WHAT IS EXPECTED.
Filter the data for lines with the word "BEHAVIORAL", then copy every line so identified.

Records contained in a dataset
== == ==
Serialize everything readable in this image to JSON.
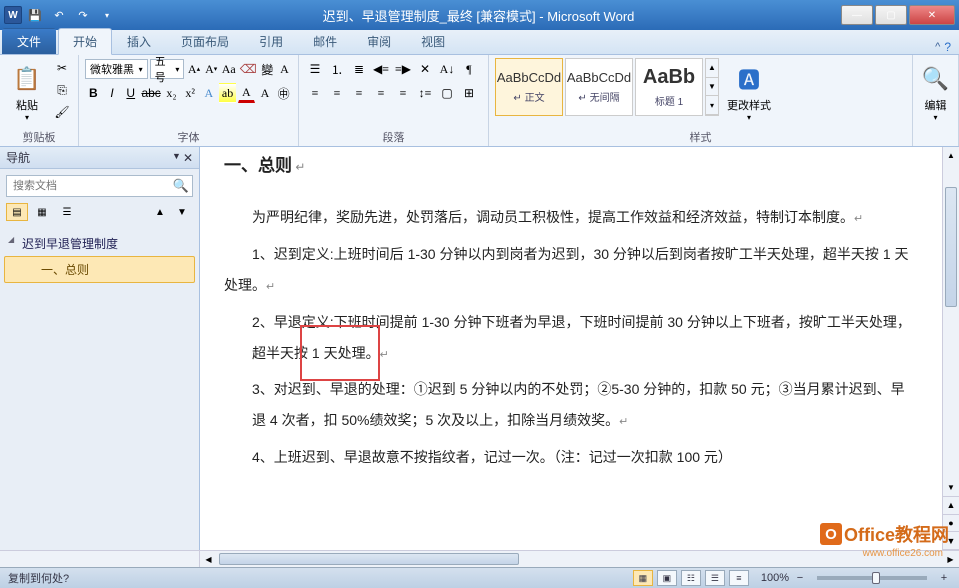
{
  "titlebar": {
    "title": "迟到、早退管理制度_最终 [兼容模式] - Microsoft Word",
    "app_letter": "W"
  },
  "tabs": {
    "file": "文件",
    "items": [
      "开始",
      "插入",
      "页面布局",
      "引用",
      "邮件",
      "审阅",
      "视图"
    ]
  },
  "ribbon": {
    "clipboard": {
      "label": "剪贴板",
      "paste": "粘贴"
    },
    "font": {
      "label": "字体",
      "name": "微软雅黑",
      "size": "五号"
    },
    "paragraph": {
      "label": "段落"
    },
    "styles": {
      "label": "样式",
      "change": "更改样式",
      "items": [
        {
          "preview": "AaBbCcDd",
          "name": "↵ 正文"
        },
        {
          "preview": "AaBbCcDd",
          "name": "↵ 无间隔"
        },
        {
          "preview": "AaBb",
          "name": "标题 1"
        }
      ]
    },
    "editing": {
      "label": "编辑"
    }
  },
  "nav": {
    "title": "导航",
    "search_placeholder": "搜索文档",
    "items": [
      {
        "text": "迟到早退管理制度",
        "level": 1
      },
      {
        "text": "一、总则",
        "level": 2
      }
    ]
  },
  "document": {
    "heading": "一、总则",
    "p1": "为严明纪律，奖励先进，处罚落后，调动员工积极性，提高工作效益和经济效益，特制订本制度。",
    "p2": "1、迟到定义:上班时间后 1-30 分钟以内到岗者为迟到，30 分钟以后到岗者按旷工半天处理，超半天按 1 天处理。",
    "p3": "2、早退定义:下班时间提前 1-30 分钟下班者为早退，下班时间提前 30 分钟以上下班者，按旷工半天处理，超半天按 1 天处理。",
    "p4": "3、对迟到、早退的处理：①迟到 5 分钟以内的不处罚；②5-30 分钟的，扣款 50 元；③当月累计迟到、早退 4 次者，扣 50%绩效奖；5 次及以上，扣除当月绩效奖。",
    "p5": "4、上班迟到、早退故意不按指纹者，记过一次。（注：记过一次扣款 100 元）"
  },
  "statusbar": {
    "left": "复制到何处?",
    "zoom": "100%"
  },
  "watermark": {
    "text": "Office教程网",
    "url": "www.office26.com"
  }
}
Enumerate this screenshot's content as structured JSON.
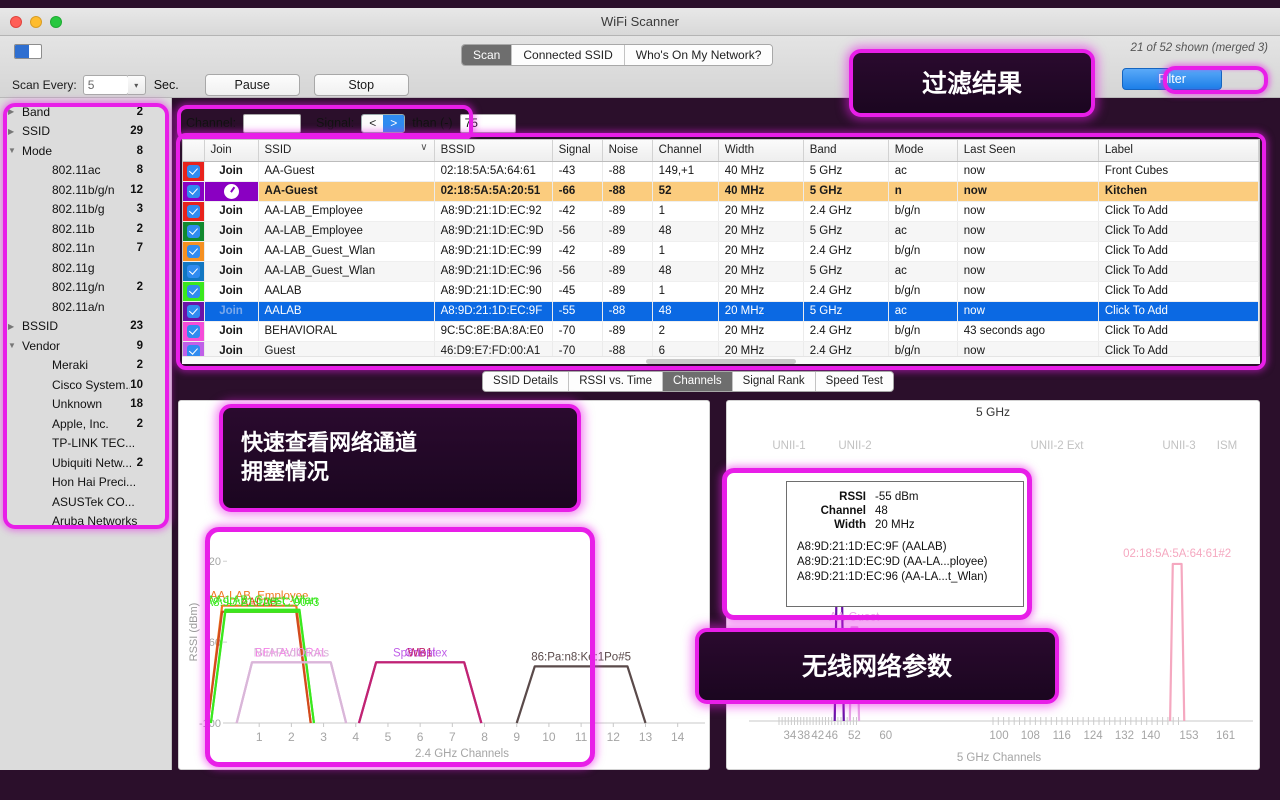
{
  "window": {
    "title": "WiFi Scanner"
  },
  "toolbar": {
    "tabs": [
      {
        "label": "Scan",
        "active": true
      },
      {
        "label": "Connected SSID",
        "active": false
      },
      {
        "label": "Who's On My Network?",
        "active": false
      }
    ],
    "shown_status": "21 of 52 shown (merged 3)",
    "filter_button": "Filter",
    "scan_every_label": "Scan Every:",
    "scan_interval": "5",
    "sec_label": "Sec.",
    "pause_label": "Pause",
    "stop_label": "Stop"
  },
  "filterbar": {
    "channel_label": "Channel:",
    "channel_value": "",
    "signal_label": "Signal:",
    "op_less": "<",
    "op_greater": ">",
    "than_label": "than (-)",
    "threshold": "75"
  },
  "sidebar": {
    "items": [
      {
        "label": "Band",
        "count": "2",
        "arrow": "▶",
        "child": false
      },
      {
        "label": "SSID",
        "count": "29",
        "arrow": "▶",
        "child": false
      },
      {
        "label": "Mode",
        "count": "8",
        "arrow": "▼",
        "child": false
      },
      {
        "label": "802.11ac",
        "count": "8",
        "arrow": "",
        "child": true
      },
      {
        "label": "802.11b/g/n",
        "count": "12",
        "arrow": "",
        "child": true
      },
      {
        "label": "802.11b/g",
        "count": "3",
        "arrow": "",
        "child": true
      },
      {
        "label": "802.11b",
        "count": "2",
        "arrow": "",
        "child": true
      },
      {
        "label": "802.11n",
        "count": "7",
        "arrow": "",
        "child": true
      },
      {
        "label": "802.11g",
        "count": "",
        "arrow": "",
        "child": true
      },
      {
        "label": "802.11g/n",
        "count": "2",
        "arrow": "",
        "child": true
      },
      {
        "label": "802.11a/n",
        "count": "",
        "arrow": "",
        "child": true
      },
      {
        "label": "BSSID",
        "count": "23",
        "arrow": "▶",
        "child": false
      },
      {
        "label": "Vendor",
        "count": "9",
        "arrow": "▼",
        "child": false
      },
      {
        "label": "Meraki",
        "count": "2",
        "arrow": "",
        "child": true
      },
      {
        "label": "Cisco System...",
        "count": "10",
        "arrow": "",
        "child": true
      },
      {
        "label": "Unknown",
        "count": "18",
        "arrow": "",
        "child": true
      },
      {
        "label": "Apple, Inc.",
        "count": "2",
        "arrow": "",
        "child": true
      },
      {
        "label": "TP-LINK TEC...",
        "count": "",
        "arrow": "",
        "child": true
      },
      {
        "label": "Ubiquiti Netw...",
        "count": "2",
        "arrow": "",
        "child": true
      },
      {
        "label": "Hon Hai Preci...",
        "count": "",
        "arrow": "",
        "child": true
      },
      {
        "label": "ASUSTek CO...",
        "count": "",
        "arrow": "",
        "child": true
      },
      {
        "label": "Aruba Networks",
        "count": "",
        "arrow": "",
        "child": true
      }
    ]
  },
  "table": {
    "columns": [
      "Join",
      "SSID",
      "BSSID",
      "Signal",
      "Noise",
      "Channel",
      "Width",
      "Band",
      "Mode",
      "Last Seen",
      "Label"
    ],
    "sort_indicator": "∨",
    "join_label": "Join",
    "label_placeholder": "Click To Add",
    "rows": [
      {
        "color": "#e8231c",
        "join": "Join",
        "ssid": "AA-Guest",
        "bssid": "02:18:5A:5A:64:61",
        "signal": "-43",
        "noise": "-88",
        "channel": "149,+1",
        "width": "40 MHz",
        "band": "5 GHz",
        "mode": "ac",
        "last_seen": "now",
        "label": "Front Cubes",
        "state": "normal"
      },
      {
        "color": "#8a00c2",
        "join": "",
        "ssid": "AA-Guest",
        "bssid": "02:18:5A:5A:20:51",
        "signal": "-66",
        "noise": "-88",
        "channel": "52",
        "width": "40 MHz",
        "band": "5 GHz",
        "mode": "n",
        "last_seen": "now",
        "label": "Kitchen",
        "state": "highlight"
      },
      {
        "color": "#e8231c",
        "join": "Join",
        "ssid": "AA-LAB_Employee",
        "bssid": "A8:9D:21:1D:EC:92",
        "signal": "-42",
        "noise": "-89",
        "channel": "1",
        "width": "20 MHz",
        "band": "2.4 GHz",
        "mode": "b/g/n",
        "last_seen": "now",
        "label": "",
        "state": "normal"
      },
      {
        "color": "#128a2f",
        "join": "Join",
        "ssid": "AA-LAB_Employee",
        "bssid": "A8:9D:21:1D:EC:9D",
        "signal": "-56",
        "noise": "-89",
        "channel": "48",
        "width": "20 MHz",
        "band": "5 GHz",
        "mode": "ac",
        "last_seen": "now",
        "label": "",
        "state": "alt"
      },
      {
        "color": "#f59021",
        "join": "Join",
        "ssid": "AA-LAB_Guest_Wlan",
        "bssid": "A8:9D:21:1D:EC:99",
        "signal": "-42",
        "noise": "-89",
        "channel": "1",
        "width": "20 MHz",
        "band": "2.4 GHz",
        "mode": "b/g/n",
        "last_seen": "now",
        "label": "",
        "state": "normal"
      },
      {
        "color": "#1277c2",
        "join": "Join",
        "ssid": "AA-LAB_Guest_Wlan",
        "bssid": "A8:9D:21:1D:EC:96",
        "signal": "-56",
        "noise": "-89",
        "channel": "48",
        "width": "20 MHz",
        "band": "5 GHz",
        "mode": "ac",
        "last_seen": "now",
        "label": "",
        "state": "alt"
      },
      {
        "color": "#3ae81e",
        "join": "Join",
        "ssid": "AALAB",
        "bssid": "A8:9D:21:1D:EC:90",
        "signal": "-45",
        "noise": "-89",
        "channel": "1",
        "width": "20 MHz",
        "band": "2.4 GHz",
        "mode": "b/g/n",
        "last_seen": "now",
        "label": "",
        "state": "normal"
      },
      {
        "color": "#6a12a8",
        "join": "Join",
        "ssid": "AALAB",
        "bssid": "A8:9D:21:1D:EC:9F",
        "signal": "-55",
        "noise": "-88",
        "channel": "48",
        "width": "20 MHz",
        "band": "5 GHz",
        "mode": "ac",
        "last_seen": "now",
        "label": "",
        "state": "selected"
      },
      {
        "color": "#f54cd8",
        "join": "Join",
        "ssid": "BEHAVIORAL",
        "bssid": "9C:5C:8E:BA:8A:E0",
        "signal": "-70",
        "noise": "-89",
        "channel": "2",
        "width": "20 MHz",
        "band": "2.4 GHz",
        "mode": "b/g/n",
        "last_seen": "43 seconds ago",
        "label": "",
        "state": "normal"
      },
      {
        "color": "#c060e8",
        "join": "Join",
        "ssid": "Guest",
        "bssid": "46:D9:E7:FD:00:A1",
        "signal": "-70",
        "noise": "-88",
        "channel": "6",
        "width": "20 MHz",
        "band": "2.4 GHz",
        "mode": "b/g/n",
        "last_seen": "now",
        "label": "",
        "state": "alt"
      }
    ]
  },
  "chart_tabs": [
    {
      "label": "SSID Details",
      "active": false
    },
    {
      "label": "RSSI vs. Time",
      "active": false
    },
    {
      "label": "Channels",
      "active": true
    },
    {
      "label": "Signal Rank",
      "active": false
    },
    {
      "label": "Speed Test",
      "active": false
    }
  ],
  "tooltip": {
    "rssi_key": "RSSI",
    "rssi_value": "-55 dBm",
    "channel_key": "Channel",
    "channel_value": "48",
    "width_key": "Width",
    "width_value": "20 MHz",
    "entries": [
      "A8:9D:21:1D:EC:9F  (AALAB)",
      "A8:9D:21:1D:EC:9D  (AA-LA...ployee)",
      "A8:9D:21:1D:EC:96  (AA-LA...t_Wlan)"
    ]
  },
  "annotations": [
    {
      "id": "filter",
      "lines": [
        "过滤结果"
      ]
    },
    {
      "id": "channels",
      "lines": [
        "快速查看网络通道",
        "拥塞情况"
      ]
    },
    {
      "id": "params",
      "lines": [
        "无线网络参数"
      ]
    }
  ],
  "chart_data": [
    {
      "type": "area",
      "id": "chart-24ghz",
      "title": "",
      "xlabel": "2.4 GHz Channels",
      "ylabel": "RSSI (dBm)",
      "xlim": [
        0,
        14.6
      ],
      "ylim": [
        -100,
        -10
      ],
      "xticks": [
        "1",
        "2",
        "3",
        "4",
        "5",
        "6",
        "7",
        "8",
        "9",
        "10",
        "11",
        "12",
        "13",
        "14"
      ],
      "yticks": [
        "-20",
        "-60",
        "-100"
      ],
      "grid": false,
      "series": [
        {
          "name": "AA-LAB_Employee",
          "label": "AA-LAB_Employee",
          "color": "#f07820",
          "center": 1,
          "peak": -42,
          "floor": -100,
          "halfwidth": 1.6
        },
        {
          "name": "AALAB",
          "label": "AALAB",
          "color": "#d24a1e",
          "center": 1,
          "peak": -45,
          "floor": -100,
          "halfwidth": 1.6
        },
        {
          "name": "AA-LAB_Guest_Wlan",
          "label": "AA-LAB_Guest_Wlan",
          "color": "#3ae81e",
          "center": 1.1,
          "peak": -44,
          "floor": -100,
          "halfwidth": 1.6
        },
        {
          "name": "A8:9D:21:1D:EC:90#3",
          "label": "A8:9D:21:1D:EC:90#3",
          "color": "#3ae81e",
          "center": 1.1,
          "peak": -45,
          "floor": -100,
          "halfwidth": 1.6
        },
        {
          "name": "BEHAVIORAL",
          "label": "BEHAVIORAL",
          "color": "#f581e8",
          "center": 2,
          "peak": -70,
          "floor": -100,
          "halfwidth": 1.7
        },
        {
          "name": "NuAPsolutions",
          "label": "NuAPsolutions",
          "color": "#d8b8d8",
          "center": 2,
          "peak": -70,
          "floor": -100,
          "halfwidth": 1.7
        },
        {
          "name": "Guest",
          "label": "Guest",
          "color": "#b83cd8",
          "center": 6,
          "peak": -70,
          "floor": -100,
          "halfwidth": 1.9
        },
        {
          "name": "Sportsplex",
          "label": "Sportsplex",
          "color": "#c060e8",
          "center": 6,
          "peak": -70,
          "floor": -100,
          "halfwidth": 1.9
        },
        {
          "name": "WB1",
          "label": "WB1",
          "color": "#c2246e",
          "center": 6,
          "peak": -70,
          "floor": -100,
          "halfwidth": 1.9
        },
        {
          "name": "86:Pa:n8:Ke:1P:o#5",
          "label": "86:Pa:n8:Ke:1Po#5",
          "color": "#5a4a4a",
          "center": 11,
          "peak": -72,
          "floor": -100,
          "halfwidth": 2.0
        }
      ]
    },
    {
      "type": "area",
      "id": "chart-5ghz",
      "title": "5 GHz",
      "xlabel": "5 GHz Channels",
      "ylabel": "",
      "xticks": [
        "34",
        "38",
        "42",
        "46",
        "52",
        "60",
        "100",
        "108",
        "116",
        "124",
        "132",
        "140",
        "153",
        "161"
      ],
      "bands": [
        "UNII-1",
        "UNII-2",
        "UNII-2 Ext",
        "UNII-3",
        "ISM"
      ],
      "grid": false,
      "series": [
        {
          "name": "A8:9D:21:1D:EC:9F",
          "label": "A8:9D:21:1D:EC:9F",
          "color": "#6a12a8",
          "center": 48,
          "peak": -55,
          "floor": -100,
          "halfwidth": 1.2
        },
        {
          "name": "AA-Guest",
          "label": "AA-Guest",
          "color": "#e7a8e7",
          "center": 52,
          "peak": -66,
          "floor": -100,
          "halfwidth": 1.2
        },
        {
          "name": "02:18:5A:5A:64:61#2",
          "label": "02:18:5A:5A:64:61#2",
          "color": "#f5a8c0",
          "center": 149,
          "peak": -43,
          "floor": -100,
          "halfwidth": 2.4
        }
      ]
    }
  ]
}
== == ==
COMPLETE OUTPUT.
        "ssid": "BEHAVIORAL",
          "name": "BEHAVIORAL",
          "label": "BEHAVIORAL",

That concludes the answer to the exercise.